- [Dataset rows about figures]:
- - - - - - -

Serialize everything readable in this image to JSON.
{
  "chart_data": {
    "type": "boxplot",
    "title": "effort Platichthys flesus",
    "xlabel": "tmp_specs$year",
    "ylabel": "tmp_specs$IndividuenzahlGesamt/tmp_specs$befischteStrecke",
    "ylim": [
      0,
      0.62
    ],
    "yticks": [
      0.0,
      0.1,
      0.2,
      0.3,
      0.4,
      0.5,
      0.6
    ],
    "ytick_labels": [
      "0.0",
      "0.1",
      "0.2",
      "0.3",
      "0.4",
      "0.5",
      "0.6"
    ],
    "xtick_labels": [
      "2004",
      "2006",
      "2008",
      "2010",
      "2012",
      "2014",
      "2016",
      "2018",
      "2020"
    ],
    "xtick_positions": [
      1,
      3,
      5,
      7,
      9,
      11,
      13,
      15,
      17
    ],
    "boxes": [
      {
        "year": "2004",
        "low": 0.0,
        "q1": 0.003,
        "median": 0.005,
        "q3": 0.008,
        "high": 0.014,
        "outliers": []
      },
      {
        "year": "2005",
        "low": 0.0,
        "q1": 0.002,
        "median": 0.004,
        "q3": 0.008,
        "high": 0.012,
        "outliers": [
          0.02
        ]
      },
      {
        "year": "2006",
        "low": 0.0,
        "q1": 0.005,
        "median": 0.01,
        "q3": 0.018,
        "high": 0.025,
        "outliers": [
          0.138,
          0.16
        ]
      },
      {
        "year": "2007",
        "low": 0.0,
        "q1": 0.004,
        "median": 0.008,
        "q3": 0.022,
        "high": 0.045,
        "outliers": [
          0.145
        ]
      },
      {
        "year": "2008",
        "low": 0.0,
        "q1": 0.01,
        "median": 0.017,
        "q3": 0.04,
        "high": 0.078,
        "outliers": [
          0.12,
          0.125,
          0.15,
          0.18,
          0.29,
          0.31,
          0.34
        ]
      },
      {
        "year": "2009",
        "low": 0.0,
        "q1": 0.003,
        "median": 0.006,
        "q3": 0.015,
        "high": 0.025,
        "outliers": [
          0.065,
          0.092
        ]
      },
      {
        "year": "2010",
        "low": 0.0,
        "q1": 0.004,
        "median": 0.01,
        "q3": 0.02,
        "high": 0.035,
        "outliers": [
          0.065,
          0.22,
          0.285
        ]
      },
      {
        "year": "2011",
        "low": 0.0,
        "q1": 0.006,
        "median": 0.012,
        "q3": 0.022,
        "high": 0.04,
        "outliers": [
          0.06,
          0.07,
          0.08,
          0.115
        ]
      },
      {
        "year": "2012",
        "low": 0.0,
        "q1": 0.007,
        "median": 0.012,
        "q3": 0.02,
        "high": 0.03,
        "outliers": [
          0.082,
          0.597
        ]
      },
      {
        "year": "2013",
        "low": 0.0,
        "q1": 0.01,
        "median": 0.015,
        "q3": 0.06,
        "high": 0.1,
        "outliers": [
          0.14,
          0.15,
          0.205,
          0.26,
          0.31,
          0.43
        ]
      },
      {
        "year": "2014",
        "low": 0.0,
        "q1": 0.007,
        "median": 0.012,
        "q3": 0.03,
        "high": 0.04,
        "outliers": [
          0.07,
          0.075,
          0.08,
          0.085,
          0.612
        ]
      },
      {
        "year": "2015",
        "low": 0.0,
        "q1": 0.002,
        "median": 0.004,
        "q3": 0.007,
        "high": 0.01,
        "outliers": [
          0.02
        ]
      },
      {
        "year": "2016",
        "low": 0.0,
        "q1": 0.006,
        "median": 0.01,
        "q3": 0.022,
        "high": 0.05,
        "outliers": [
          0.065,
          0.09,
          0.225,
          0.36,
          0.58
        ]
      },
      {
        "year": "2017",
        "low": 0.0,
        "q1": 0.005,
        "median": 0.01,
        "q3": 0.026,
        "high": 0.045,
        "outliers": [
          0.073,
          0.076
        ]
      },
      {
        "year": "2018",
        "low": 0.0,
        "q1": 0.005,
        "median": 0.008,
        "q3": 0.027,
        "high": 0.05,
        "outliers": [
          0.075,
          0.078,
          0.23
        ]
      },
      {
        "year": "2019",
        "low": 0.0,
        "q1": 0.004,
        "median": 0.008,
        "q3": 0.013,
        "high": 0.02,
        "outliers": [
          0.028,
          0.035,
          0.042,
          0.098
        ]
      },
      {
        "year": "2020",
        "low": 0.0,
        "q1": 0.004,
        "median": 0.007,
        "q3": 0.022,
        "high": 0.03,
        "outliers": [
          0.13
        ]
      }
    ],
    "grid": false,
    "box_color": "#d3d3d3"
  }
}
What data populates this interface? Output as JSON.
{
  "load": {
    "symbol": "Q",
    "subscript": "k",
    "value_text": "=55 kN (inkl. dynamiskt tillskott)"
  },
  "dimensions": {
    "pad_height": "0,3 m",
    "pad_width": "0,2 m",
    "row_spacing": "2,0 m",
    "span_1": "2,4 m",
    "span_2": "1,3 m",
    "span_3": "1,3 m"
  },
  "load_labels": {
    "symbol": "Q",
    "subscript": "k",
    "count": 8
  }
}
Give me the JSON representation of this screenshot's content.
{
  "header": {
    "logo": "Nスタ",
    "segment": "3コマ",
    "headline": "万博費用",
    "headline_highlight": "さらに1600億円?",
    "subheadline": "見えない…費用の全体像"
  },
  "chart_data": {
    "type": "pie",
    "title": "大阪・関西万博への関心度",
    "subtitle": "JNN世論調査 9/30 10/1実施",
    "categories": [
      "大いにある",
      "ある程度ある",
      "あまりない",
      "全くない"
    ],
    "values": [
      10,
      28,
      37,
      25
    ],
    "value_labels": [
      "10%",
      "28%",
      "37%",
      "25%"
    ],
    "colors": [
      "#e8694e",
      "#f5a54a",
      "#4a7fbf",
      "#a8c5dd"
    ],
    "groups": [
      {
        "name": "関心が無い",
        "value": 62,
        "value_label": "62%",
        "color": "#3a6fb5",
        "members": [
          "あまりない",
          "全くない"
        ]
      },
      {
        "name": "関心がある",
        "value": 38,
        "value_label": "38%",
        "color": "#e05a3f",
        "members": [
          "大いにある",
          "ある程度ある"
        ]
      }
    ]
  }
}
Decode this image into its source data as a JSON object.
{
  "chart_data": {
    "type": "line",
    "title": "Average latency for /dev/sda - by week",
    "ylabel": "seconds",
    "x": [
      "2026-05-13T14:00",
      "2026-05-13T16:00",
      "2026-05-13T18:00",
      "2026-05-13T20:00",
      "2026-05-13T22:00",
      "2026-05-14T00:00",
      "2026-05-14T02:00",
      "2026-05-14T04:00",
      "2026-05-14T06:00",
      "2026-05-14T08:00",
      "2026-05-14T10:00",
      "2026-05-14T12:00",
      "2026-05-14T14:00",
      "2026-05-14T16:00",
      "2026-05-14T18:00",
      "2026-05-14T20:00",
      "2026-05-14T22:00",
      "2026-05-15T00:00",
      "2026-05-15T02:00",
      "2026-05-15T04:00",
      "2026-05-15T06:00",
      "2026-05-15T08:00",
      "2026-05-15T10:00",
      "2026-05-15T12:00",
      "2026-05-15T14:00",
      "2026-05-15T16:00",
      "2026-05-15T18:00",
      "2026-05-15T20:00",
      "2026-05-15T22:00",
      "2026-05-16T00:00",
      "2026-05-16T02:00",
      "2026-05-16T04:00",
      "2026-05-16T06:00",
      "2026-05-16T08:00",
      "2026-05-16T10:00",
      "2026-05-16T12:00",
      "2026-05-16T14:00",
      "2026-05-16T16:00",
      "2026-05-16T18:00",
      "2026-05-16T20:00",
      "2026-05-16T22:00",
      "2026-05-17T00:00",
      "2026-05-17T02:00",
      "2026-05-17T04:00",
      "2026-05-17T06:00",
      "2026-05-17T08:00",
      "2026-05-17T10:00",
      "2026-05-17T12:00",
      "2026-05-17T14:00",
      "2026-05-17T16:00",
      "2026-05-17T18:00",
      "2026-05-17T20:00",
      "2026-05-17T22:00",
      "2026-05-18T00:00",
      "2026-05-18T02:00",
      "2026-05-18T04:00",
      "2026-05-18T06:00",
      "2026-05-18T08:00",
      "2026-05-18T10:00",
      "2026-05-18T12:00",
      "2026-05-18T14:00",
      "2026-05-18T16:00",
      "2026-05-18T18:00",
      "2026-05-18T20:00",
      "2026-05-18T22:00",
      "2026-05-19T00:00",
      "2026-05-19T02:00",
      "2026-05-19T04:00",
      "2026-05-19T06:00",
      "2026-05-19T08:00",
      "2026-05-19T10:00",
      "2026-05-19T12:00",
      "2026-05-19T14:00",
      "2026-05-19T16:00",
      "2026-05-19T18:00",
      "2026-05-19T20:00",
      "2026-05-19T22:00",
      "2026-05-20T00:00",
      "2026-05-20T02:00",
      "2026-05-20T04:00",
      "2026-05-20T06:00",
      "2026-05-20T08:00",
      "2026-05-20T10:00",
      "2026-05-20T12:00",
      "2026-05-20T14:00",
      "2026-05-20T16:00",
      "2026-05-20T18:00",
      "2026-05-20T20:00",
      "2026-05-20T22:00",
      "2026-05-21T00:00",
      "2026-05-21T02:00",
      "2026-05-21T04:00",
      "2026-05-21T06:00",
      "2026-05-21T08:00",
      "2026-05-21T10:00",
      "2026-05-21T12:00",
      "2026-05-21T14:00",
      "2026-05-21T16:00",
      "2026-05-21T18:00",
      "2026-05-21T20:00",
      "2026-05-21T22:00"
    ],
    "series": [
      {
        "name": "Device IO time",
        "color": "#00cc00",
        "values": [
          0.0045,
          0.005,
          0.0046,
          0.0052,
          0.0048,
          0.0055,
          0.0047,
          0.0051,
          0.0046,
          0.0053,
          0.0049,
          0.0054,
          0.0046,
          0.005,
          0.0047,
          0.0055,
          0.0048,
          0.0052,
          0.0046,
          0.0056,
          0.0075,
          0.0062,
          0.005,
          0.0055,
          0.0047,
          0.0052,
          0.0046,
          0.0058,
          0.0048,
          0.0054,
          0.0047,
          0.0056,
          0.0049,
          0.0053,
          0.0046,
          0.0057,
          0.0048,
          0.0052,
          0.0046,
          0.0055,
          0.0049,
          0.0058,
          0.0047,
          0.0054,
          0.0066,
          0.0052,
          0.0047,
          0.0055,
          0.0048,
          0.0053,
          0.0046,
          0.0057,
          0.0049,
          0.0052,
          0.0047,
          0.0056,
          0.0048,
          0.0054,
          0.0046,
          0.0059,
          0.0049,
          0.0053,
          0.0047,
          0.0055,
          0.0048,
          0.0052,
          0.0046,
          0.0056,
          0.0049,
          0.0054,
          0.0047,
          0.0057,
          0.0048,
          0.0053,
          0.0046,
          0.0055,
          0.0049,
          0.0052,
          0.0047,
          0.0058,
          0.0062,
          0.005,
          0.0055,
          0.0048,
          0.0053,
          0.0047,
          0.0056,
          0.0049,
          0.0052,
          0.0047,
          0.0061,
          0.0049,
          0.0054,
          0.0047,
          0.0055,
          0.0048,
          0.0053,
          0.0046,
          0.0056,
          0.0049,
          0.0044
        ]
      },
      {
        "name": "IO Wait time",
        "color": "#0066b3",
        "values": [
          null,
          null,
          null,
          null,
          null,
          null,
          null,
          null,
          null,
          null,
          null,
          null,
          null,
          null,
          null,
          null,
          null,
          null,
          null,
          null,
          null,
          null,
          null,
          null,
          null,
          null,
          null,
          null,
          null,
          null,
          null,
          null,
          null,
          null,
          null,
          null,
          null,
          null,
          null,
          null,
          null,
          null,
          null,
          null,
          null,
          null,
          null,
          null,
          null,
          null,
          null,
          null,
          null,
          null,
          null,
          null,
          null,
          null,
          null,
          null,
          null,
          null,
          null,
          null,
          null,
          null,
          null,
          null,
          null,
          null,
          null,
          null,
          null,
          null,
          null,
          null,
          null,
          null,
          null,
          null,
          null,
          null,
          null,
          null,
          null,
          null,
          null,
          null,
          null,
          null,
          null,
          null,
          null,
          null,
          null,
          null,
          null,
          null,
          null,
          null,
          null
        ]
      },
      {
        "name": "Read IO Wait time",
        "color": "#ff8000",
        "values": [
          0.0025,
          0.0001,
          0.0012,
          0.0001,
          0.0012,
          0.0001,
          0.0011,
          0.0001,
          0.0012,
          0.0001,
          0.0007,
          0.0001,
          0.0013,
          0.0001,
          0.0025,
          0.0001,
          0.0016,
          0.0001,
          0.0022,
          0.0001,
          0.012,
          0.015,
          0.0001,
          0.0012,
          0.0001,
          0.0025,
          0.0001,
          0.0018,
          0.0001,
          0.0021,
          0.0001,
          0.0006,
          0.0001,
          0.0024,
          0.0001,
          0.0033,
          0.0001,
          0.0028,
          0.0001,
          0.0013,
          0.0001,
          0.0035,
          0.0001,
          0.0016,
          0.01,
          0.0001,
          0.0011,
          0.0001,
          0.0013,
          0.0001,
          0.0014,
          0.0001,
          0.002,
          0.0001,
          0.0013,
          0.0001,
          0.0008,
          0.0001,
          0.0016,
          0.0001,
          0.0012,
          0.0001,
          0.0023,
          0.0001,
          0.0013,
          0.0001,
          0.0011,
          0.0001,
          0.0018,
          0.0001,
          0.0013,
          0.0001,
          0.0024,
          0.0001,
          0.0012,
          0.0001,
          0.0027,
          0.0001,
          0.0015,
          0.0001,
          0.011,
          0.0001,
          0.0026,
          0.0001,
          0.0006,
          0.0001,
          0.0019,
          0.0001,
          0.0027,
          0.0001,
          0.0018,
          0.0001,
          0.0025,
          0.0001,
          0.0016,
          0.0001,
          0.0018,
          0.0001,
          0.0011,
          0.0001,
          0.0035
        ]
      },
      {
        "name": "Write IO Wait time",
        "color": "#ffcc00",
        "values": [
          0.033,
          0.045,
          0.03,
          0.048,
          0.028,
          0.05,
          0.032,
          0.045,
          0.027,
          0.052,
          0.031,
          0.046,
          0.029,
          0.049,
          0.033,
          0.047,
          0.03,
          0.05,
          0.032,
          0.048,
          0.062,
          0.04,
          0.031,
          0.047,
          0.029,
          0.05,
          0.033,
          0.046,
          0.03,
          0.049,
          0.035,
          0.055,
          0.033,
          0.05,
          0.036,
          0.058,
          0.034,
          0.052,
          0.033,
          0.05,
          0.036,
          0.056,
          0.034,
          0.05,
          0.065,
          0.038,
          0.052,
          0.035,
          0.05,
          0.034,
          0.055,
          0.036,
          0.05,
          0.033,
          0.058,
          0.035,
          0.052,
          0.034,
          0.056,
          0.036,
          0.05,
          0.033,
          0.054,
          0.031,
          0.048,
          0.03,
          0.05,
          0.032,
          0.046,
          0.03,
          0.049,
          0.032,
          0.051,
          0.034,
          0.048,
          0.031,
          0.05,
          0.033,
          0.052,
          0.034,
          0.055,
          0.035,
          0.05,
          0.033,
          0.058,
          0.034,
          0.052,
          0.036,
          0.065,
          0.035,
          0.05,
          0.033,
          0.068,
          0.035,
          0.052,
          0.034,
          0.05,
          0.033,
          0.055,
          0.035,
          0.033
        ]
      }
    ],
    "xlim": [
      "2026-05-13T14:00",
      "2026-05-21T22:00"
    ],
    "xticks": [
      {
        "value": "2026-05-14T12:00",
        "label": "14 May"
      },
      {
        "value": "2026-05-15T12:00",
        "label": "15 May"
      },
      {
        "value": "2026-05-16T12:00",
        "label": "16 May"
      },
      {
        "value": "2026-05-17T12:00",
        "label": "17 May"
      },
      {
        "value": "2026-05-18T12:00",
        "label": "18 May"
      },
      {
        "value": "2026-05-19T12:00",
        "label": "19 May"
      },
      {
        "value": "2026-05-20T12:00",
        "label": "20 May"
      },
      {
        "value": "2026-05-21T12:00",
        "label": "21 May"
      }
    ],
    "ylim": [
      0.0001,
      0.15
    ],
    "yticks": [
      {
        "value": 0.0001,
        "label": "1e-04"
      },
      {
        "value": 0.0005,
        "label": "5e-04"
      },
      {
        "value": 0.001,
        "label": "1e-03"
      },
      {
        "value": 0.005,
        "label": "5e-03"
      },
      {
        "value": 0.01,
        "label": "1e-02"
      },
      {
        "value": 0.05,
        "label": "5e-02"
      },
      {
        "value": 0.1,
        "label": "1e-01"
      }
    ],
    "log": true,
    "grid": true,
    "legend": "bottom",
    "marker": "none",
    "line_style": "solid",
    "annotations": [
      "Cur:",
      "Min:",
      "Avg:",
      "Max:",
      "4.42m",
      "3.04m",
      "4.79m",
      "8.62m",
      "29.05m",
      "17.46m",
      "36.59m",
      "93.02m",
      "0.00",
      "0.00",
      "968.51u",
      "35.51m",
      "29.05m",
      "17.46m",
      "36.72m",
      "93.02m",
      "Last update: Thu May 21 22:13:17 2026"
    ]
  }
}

- - - - - - -

- [OBJECTIVE]: Filter the listing above by the word "JSON"; copy each line that passes.

- [EXERCISE ANSWER]:
Serialize everything readable in this image to JSON.
What data populates this interface? Output as JSON.
Give me the JSON representation of this screenshot's content.
Decode this image into its source data as a JSON object.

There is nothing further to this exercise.